Transcribe all of the material exactly, except for its pictures.

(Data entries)
☆ ☆ ☆ ☆ ☆

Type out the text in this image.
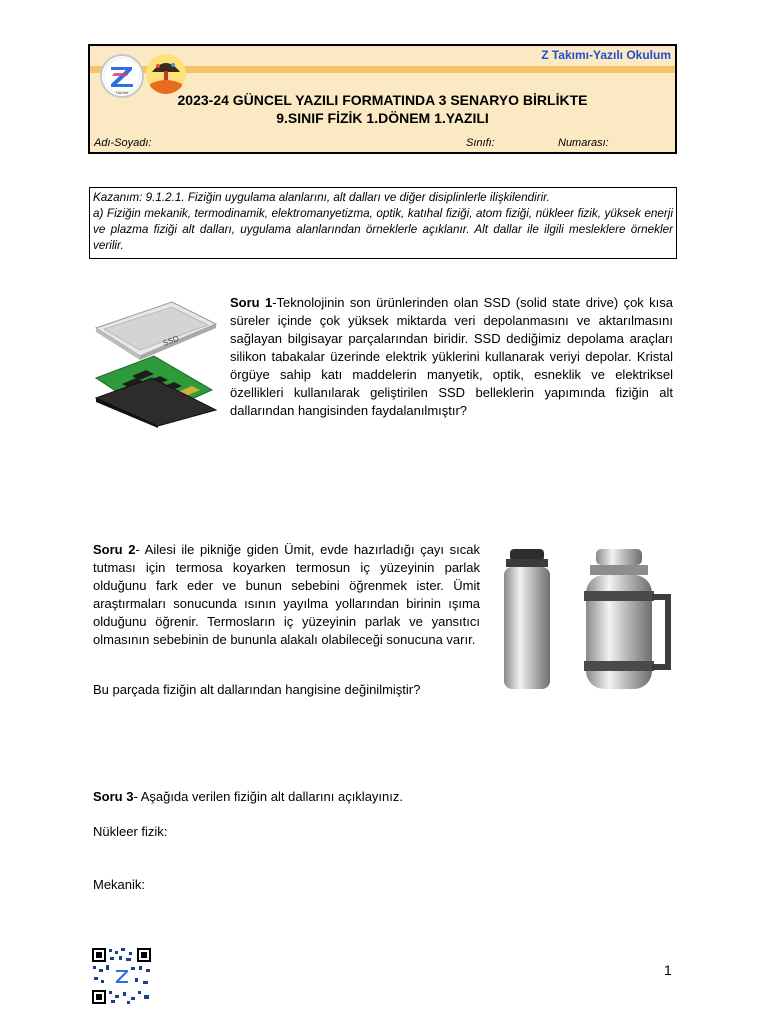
Z Takımı-Yazılı Okulum
TAKIMI	2023-24 GÜNCEL YAZILI FORMATINDA 3 SENARYO BİRLİKTE
9.SINIF FİZİK 1.DÖNEM 1.YAZILI
Adı-Soyadı:	Sınıfı:	Numarası:
Kazanım: 9.1.2.1. Fiziğin uygulama alanlarını, alt dalları ve diğer disiplinlerle ilişkilendirir.
a) Fiziğin mekanik, termodinamik, elektromanyetizma, optik, katıhal fiziği, atom fiziği, nükleer fizik, yüksek enerji ve plazma fiziği alt dalları, uygulama alanlarından örneklerle açıklanır. Alt dallar ile ilgili mesleklere örnekler verilir.
SSD
Soru 1-Teknolojinin son ürünlerinden olan SSD (solid state drive) çok kısa süreler içinde çok yüksek miktarda veri depolanmasını ve aktarılmasını sağlayan bilgisayar parçalarından biridir. SSD dediğimiz depolama araçları silikon tabakalar üzerinde elektrik yüklerini kullanarak veriyi depolar. Kristal örgüye sahip katı maddelerin manyetik, optik, esneklik ve elektriksel özellikleri kullanılarak geliştirilen SSD belleklerin yapımında fiziğin alt dallarından hangisinden faydalanılmıştır?
Soru 2- Ailesi ile pikniğe giden Ümit, evde hazırladığı çayı sıcak tutması için termosa koyarken termosun iç yüzeyinin parlak olduğunu fark eder ve bunun sebebini öğrenmek ister. Ümit araştırmaları sonucunda ısının yayılma yollarından birinin ışıma olduğunu öğrenir. Termosların iç yüzeyinin parlak ve yansıtıcı olmasının sebebinin de bununla alakalı olabileceği sonucuna varır.
Bu parçada fiziğin alt dallarından hangisine değinilmiştir?
Soru 3- Aşağıda verilen fiziğin alt dallarını açıklayınız.
Nükleer fizik:
Mekanik:
1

☆ ☆ ☆ ☆ ☆

SOLUTION TO THIS PROBLEM
Type out the text in this image.
Z Takımı-Yazılı Okulum
TAKIMI	2023-24 GÜNCEL YAZILI FORMATINDA 3 SENARYO BİRLİKTE
9.SINIF FİZİK 1.DÖNEM 1.YAZILI
Adı-Soyadı:	Sınıfı:	Numarası:
Kazanım: 9.1.2.1. Fiziğin uygulama alanlarını, alt dalları ve diğer disiplinlerle ilişkilendirir.
a) Fiziğin mekanik, termodinamik, elektromanyetizma, optik, katıhal fiziği, atom fiziği, nükleer fizik, yüksek enerji ve plazma fiziği alt dalları, uygulama alanlarından örneklerle açıklanır. Alt dallar ile ilgili mesleklere örnekler verilir.
SSD
Soru 1-Teknolojinin son ürünlerinden olan SSD (solid state drive) çok kısa süreler içinde çok yüksek miktarda veri depolanmasını ve aktarılmasını sağlayan bilgisayar parçalarından biridir. SSD dediğimiz depolama araçları silikon tabakalar üzerinde elektrik yüklerini kullanarak veriyi depolar. Kristal örgüye sahip katı maddelerin manyetik, optik, esneklik ve elektriksel özellikleri kullanılarak geliştirilen SSD belleklerin yapımında fiziğin alt dallarından hangisinden faydalanılmıştır?
Soru 2- Ailesi ile pikniğe giden Ümit, evde hazırladığı çayı sıcak tutması için termosa koyarken termosun iç yüzeyinin parlak olduğunu fark eder ve bunun sebebini öğrenmek ister. Ümit araştırmaları sonucunda ısının yayılma yollarından birinin ışıma olduğunu öğrenir. Termosların iç yüzeyinin parlak ve yansıtıcı olmasının sebebinin de bununla alakalı olabileceği sonucuna varır.
Bu parçada fiziğin alt dallarından hangisine değinilmiştir?
Soru 3- Aşağıda verilen fiziğin alt dallarını açıklayınız.
Nükleer fizik:
Mekanik:
1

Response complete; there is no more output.